### TASKS AND EXERCISES
a) According to the passage on Poland and Denmark, what number do the Danish Senators seldom exceed?
b) Please copy the records from their first line to the line with "FancyBboxPatch shape xyxy=(350,56,373,73)", keeping both of those lines.

### SELECTED EXCERPT
===
This being of late years the manner and order of the government of Poland, it is not possible for the Observator to find among them that the whole community in its underived Majesty doth ever convene to do Justice: nor any election or representation of the Community, or that the people assume its owne power to do it self right. The Earthly Messengers though they may be thought to represent the Commons, and of late take much upon them, yet they are elected and chosen by the Nobility as their agents and officers. The Community are either vassals to the King, or to the Nobility, and enjoy as little freedome or liberty as any Nation. But it may be said perhaps, that though the Community do not limit the King, yet the Nobility do, and so he is a limited Monarchy. The Answer is, that in truth though the Nobility at the choosing of their King do limit his power, and do give him an oath: yet afterwards they have alwayes a desire to please him and to second his will, and this they are forced to do to avoid discord, for by reason of their great power they are subject to great dissentions, not only among themselves, but between them and the order of Knights which are the earthly messengers: yea the Provinces are at discord one with another: and as for Religion, the diversity of Sects in Poland bred perpetuall jars and hatred among the people, there being as many Sects as in Amsterdam it self, or any popular government can desire. The danger of sedition is the cause, that though the Crown depends on the election of the Nobility; yet they have never rejected the Kings successour, or transferred the Realme to any other family but once, when deposing Ladistaus for his idlenesse (whom yet afterward they restored) they elected Wencelaus King of Bohemia. But if the Nobility do agree to hold their King to his conditions, which is not to conclude any thing but by the advise of his Counsell of Nobles, nor to choose any wife without their leaves, then it must be said to be a Common-weal, not a Royalty, and the King but only the mouth of the Kingdome, or as Queen Christina complained that Her Husband was but the shadow of a Soveraigne.

Next, if it be considered how the Nobility of Poland came to this great power; it was not by any originall contract, or popular convention, for it is said they have neither Law, rule nor forme written or unwritten for the election of their King; they may thanke the Bishops and Clergy: for by their holy admonitions and advise, good and Religious Princes to shew their piety were first brought to give much of their Rights and Priviledges to their Subjects, devout Kings were meerely cheated of some of their Royalties. What power soever generall Assemblies of the Estates claime, or exercise over and above the bare naked act of Counselling, they were first beholding to the Popish Clergy for it: it is they first brought Parliaments into request and power: I cannot find in any Kingdome but onely where Popery hath been, that Parliaments have been of reputation, and in the greatest times of Superstition they are first mentioned.

As for the Kingdome of Denmarke I read that the Senators who are all chosen out of the Nobility, and seldome exceed the number of 28, with the cheif of the Realme do choose their King. They have alwaies in a manner set the Kings eldest Son upon the Royall Throne. The Nobility of Denmarke withstood the Coronation of Frederick 1559, till he sware not to put any Noble man to death untill he were judged of the Senat, & that all Noble men should have power of life and death over their Subjects without appeal, and the King to give no office without consent of the Councell. There is a Chancelour of the Realme before whom they do appeal from all the Provinces and Islands, and from him to the King himselfe. I hear of nothing in this Kingdome that tends to popularity; no Assembly of the Commons, no elections, or representation of them.
===
### MATERIAL TO PROCESS
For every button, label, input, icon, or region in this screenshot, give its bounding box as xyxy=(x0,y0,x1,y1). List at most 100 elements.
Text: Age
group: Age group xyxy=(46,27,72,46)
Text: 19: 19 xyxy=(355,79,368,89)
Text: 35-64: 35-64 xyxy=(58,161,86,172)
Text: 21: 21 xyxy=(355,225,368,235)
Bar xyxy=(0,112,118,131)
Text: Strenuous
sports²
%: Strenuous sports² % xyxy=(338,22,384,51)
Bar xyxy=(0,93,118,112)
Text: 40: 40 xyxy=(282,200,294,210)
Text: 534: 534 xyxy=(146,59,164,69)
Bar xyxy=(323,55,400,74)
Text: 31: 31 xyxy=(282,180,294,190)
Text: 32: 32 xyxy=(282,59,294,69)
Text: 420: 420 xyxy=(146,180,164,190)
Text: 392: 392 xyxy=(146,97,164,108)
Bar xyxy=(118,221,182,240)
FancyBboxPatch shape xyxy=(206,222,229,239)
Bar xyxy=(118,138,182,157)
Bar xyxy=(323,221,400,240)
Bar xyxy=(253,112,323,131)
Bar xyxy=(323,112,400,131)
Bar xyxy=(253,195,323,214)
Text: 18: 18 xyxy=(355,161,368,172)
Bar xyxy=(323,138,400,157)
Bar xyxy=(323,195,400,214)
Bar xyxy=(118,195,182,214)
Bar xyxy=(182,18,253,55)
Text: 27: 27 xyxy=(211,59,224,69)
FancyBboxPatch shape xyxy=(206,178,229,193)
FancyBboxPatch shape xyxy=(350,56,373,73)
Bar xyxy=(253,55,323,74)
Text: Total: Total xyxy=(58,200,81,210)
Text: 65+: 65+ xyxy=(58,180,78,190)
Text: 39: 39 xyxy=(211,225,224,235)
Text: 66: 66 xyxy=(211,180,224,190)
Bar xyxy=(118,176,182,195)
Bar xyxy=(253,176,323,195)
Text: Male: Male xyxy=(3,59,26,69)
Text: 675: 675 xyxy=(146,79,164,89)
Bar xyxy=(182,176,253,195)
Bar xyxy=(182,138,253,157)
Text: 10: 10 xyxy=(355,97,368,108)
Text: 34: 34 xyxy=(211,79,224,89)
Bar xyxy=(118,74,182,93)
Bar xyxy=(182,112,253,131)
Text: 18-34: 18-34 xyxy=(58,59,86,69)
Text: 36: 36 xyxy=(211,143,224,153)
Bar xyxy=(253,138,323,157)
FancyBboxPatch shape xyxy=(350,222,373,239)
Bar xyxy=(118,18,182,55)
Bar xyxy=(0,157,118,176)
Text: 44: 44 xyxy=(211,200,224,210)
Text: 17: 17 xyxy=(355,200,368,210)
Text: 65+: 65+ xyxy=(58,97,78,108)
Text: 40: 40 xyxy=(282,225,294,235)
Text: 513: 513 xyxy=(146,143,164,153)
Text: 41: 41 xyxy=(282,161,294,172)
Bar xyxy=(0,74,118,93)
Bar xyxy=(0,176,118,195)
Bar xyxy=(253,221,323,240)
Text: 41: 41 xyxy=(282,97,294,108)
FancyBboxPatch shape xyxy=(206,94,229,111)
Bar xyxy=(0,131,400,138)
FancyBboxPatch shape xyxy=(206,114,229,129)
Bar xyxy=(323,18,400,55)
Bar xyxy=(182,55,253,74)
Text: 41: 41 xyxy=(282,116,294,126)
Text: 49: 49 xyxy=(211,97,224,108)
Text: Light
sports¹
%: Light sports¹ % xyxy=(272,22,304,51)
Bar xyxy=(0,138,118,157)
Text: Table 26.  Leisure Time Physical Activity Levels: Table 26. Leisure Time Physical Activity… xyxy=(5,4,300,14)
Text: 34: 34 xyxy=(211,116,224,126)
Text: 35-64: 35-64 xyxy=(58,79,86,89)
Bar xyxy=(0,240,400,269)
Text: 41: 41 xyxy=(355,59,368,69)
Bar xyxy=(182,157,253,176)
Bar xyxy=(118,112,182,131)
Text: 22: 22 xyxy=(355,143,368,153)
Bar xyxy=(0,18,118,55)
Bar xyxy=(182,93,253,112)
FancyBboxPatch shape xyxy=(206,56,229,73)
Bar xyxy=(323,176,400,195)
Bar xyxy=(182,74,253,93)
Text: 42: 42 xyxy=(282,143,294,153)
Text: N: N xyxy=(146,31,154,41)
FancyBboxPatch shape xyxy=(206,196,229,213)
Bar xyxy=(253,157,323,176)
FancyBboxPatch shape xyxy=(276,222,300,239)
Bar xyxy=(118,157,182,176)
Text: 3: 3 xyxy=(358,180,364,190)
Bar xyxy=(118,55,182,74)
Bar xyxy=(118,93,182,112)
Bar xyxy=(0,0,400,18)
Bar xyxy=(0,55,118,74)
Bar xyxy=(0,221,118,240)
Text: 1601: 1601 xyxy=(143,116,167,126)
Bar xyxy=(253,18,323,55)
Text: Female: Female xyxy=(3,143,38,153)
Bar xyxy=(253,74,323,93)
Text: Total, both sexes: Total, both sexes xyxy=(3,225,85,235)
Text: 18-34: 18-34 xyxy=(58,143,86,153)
===
### TASK-BY-TASK SOLUTIONS
a) 28

b)
For every button, label, input, icon, or region in this screenshot, give its bounding box as xyxy=(x0,y0,x1,y1). List at most 100 elements.
Text: Age
group: Age group xyxy=(46,27,72,46)
Text: 19: 19 xyxy=(355,79,368,89)
Text: 35-64: 35-64 xyxy=(58,161,86,172)
Text: 21: 21 xyxy=(355,225,368,235)
Bar xyxy=(0,112,118,131)
Text: Strenuous
sports²
%: Strenuous sports² % xyxy=(338,22,384,51)
Bar xyxy=(0,93,118,112)
Text: 40: 40 xyxy=(282,200,294,210)
Text: 534: 534 xyxy=(146,59,164,69)
Bar xyxy=(323,55,400,74)
Text: 31: 31 xyxy=(282,180,294,190)
Text: 32: 32 xyxy=(282,59,294,69)
Text: 420: 420 xyxy=(146,180,164,190)
Text: 392: 392 xyxy=(146,97,164,108)
Bar xyxy=(118,221,182,240)
FancyBboxPatch shape xyxy=(206,222,229,239)
Bar xyxy=(118,138,182,157)
Bar xyxy=(323,221,400,240)
Bar xyxy=(253,112,323,131)
Bar xyxy=(323,112,400,131)
Bar xyxy=(253,195,323,214)
Text: 18: 18 xyxy=(355,161,368,172)
Bar xyxy=(323,138,400,157)
Bar xyxy=(323,195,400,214)
Bar xyxy=(118,195,182,214)
Bar xyxy=(182,18,253,55)
Text: 27: 27 xyxy=(211,59,224,69)
FancyBboxPatch shape xyxy=(206,178,229,193)
FancyBboxPatch shape xyxy=(350,56,373,73)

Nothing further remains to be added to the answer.